● WHAT IS ASKED: Locate each line of the material that contains "sous", then return it.

● DATA PROVIDED:
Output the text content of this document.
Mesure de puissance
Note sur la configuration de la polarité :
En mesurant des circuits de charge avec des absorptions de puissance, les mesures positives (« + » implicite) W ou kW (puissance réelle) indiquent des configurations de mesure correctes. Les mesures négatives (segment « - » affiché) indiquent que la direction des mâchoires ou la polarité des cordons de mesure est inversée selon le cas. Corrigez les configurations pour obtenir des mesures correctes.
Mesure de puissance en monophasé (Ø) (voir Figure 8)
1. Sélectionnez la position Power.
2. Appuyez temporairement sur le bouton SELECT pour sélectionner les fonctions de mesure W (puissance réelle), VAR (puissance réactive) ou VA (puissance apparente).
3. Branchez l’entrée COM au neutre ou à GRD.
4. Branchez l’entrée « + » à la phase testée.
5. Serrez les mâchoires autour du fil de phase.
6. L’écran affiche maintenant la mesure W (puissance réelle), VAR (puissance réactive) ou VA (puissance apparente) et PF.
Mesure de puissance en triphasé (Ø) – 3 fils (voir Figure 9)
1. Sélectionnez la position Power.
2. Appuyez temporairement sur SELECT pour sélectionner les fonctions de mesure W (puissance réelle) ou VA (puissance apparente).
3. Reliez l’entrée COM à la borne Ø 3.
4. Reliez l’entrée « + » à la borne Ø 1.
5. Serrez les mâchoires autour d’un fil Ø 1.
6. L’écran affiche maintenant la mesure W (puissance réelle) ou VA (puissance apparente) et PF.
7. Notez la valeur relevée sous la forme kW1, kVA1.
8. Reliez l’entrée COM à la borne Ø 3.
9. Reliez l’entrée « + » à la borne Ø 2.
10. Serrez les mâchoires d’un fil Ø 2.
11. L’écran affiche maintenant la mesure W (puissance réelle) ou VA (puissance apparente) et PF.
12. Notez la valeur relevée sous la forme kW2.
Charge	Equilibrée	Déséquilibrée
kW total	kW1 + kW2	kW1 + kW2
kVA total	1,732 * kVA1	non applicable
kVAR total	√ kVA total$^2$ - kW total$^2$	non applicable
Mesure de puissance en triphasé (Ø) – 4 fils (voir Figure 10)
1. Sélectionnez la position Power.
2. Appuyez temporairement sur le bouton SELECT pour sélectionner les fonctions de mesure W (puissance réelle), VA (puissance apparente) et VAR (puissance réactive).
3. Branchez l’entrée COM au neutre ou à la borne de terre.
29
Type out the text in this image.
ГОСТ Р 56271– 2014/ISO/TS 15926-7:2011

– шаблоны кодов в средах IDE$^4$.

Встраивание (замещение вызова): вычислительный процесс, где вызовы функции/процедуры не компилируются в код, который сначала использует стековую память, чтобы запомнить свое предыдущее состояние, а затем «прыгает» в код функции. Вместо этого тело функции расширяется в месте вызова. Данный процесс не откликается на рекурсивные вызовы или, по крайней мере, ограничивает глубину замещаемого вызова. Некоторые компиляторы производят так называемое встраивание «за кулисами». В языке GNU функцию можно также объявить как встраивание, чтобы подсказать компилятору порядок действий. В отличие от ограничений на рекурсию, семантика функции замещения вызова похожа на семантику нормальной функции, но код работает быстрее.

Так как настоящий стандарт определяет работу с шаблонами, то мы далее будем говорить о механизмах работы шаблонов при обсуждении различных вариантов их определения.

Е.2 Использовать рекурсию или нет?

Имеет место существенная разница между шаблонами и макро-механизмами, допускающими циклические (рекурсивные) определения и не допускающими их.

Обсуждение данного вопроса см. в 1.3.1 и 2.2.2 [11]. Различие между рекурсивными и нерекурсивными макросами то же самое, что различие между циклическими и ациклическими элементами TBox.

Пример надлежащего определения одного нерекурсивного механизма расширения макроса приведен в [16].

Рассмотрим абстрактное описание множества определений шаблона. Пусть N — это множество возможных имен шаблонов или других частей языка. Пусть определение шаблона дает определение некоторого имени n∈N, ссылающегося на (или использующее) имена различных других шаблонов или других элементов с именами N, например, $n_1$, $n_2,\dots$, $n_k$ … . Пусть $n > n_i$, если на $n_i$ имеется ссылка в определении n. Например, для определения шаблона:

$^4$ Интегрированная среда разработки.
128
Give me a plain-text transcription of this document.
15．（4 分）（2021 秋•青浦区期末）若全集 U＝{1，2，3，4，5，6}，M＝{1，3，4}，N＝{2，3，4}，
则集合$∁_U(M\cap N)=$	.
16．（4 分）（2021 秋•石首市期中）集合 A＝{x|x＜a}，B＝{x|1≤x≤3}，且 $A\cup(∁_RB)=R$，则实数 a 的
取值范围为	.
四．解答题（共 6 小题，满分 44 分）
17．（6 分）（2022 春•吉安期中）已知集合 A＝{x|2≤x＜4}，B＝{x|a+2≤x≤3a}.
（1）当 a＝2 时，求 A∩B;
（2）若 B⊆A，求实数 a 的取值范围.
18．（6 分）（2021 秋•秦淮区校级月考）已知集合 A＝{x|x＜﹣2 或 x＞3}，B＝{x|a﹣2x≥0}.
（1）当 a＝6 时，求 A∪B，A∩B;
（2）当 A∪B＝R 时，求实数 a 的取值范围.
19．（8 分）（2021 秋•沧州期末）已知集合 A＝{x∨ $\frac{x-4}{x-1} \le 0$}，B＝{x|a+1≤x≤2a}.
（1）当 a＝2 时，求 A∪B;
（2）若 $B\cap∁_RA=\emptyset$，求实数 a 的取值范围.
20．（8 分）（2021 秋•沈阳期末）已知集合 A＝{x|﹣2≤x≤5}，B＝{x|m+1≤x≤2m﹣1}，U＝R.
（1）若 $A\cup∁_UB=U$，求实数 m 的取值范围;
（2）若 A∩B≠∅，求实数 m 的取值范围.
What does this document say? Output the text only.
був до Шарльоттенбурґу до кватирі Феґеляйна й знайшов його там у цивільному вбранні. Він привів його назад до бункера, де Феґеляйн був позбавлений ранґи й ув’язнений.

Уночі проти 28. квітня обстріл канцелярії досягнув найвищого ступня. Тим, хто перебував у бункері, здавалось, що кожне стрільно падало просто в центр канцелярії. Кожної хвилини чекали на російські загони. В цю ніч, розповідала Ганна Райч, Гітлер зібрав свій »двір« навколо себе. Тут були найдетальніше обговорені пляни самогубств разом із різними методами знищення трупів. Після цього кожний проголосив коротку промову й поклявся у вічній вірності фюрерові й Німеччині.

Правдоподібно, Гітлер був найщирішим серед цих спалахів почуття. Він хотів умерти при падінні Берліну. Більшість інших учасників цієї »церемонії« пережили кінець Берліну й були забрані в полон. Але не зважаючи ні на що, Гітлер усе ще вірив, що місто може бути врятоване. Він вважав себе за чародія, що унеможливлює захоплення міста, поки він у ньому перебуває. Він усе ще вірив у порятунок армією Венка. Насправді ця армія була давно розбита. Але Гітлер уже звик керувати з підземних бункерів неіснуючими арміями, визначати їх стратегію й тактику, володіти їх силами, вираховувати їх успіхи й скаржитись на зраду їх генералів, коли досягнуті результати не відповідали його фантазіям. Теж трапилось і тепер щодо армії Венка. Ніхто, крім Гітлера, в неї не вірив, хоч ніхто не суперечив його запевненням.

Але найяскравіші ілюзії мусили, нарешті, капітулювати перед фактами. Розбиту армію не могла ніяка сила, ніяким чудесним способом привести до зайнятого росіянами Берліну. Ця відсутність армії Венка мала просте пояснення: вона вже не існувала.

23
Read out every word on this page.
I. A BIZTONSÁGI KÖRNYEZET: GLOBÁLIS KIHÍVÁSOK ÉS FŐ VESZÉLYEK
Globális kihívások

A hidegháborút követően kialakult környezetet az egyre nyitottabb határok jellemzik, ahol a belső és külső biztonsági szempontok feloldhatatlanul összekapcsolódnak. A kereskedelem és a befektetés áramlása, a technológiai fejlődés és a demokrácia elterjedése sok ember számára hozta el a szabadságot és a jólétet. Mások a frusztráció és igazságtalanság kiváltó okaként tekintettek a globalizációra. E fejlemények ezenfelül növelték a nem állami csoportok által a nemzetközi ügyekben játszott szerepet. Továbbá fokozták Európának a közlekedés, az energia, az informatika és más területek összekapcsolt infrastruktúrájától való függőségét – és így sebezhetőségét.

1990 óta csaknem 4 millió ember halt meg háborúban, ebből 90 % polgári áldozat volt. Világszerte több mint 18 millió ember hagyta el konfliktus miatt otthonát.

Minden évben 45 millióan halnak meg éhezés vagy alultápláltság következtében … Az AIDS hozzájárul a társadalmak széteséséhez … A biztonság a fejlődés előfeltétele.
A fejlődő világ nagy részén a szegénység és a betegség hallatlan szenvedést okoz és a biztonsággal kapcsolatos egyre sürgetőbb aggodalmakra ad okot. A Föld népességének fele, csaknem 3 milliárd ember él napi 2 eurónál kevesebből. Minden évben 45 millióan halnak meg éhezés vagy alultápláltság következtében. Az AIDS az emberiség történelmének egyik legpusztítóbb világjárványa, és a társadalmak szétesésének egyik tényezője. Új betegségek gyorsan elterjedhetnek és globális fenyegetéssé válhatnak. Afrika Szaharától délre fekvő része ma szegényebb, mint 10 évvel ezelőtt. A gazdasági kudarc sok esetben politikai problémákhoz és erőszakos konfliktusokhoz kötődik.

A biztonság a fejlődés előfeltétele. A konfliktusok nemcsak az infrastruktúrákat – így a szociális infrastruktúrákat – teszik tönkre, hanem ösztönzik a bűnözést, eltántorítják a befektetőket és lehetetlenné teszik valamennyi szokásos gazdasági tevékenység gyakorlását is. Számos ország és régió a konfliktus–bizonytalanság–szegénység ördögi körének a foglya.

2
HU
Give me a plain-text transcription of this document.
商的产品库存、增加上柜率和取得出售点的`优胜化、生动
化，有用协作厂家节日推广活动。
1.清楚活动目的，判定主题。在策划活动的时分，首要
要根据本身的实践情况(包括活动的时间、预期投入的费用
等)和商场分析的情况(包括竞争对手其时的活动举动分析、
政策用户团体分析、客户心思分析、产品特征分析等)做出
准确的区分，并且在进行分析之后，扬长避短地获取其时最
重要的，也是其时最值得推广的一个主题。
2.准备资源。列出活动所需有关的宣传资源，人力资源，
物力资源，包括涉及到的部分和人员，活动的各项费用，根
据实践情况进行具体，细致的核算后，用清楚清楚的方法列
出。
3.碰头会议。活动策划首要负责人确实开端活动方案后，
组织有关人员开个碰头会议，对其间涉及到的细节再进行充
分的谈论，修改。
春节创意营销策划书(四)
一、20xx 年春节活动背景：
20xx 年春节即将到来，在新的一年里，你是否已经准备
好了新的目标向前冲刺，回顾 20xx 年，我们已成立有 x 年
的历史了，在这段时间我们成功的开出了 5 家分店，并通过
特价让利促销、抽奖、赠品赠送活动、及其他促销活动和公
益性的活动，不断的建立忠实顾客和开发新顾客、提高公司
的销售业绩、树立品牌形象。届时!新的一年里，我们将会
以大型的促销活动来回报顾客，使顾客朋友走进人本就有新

● EXERCISE ANSWER:
7. Notez la valeur relevée sous la forme kW1, kVA1.
12. Notez la valeur relevée sous la forme kW2.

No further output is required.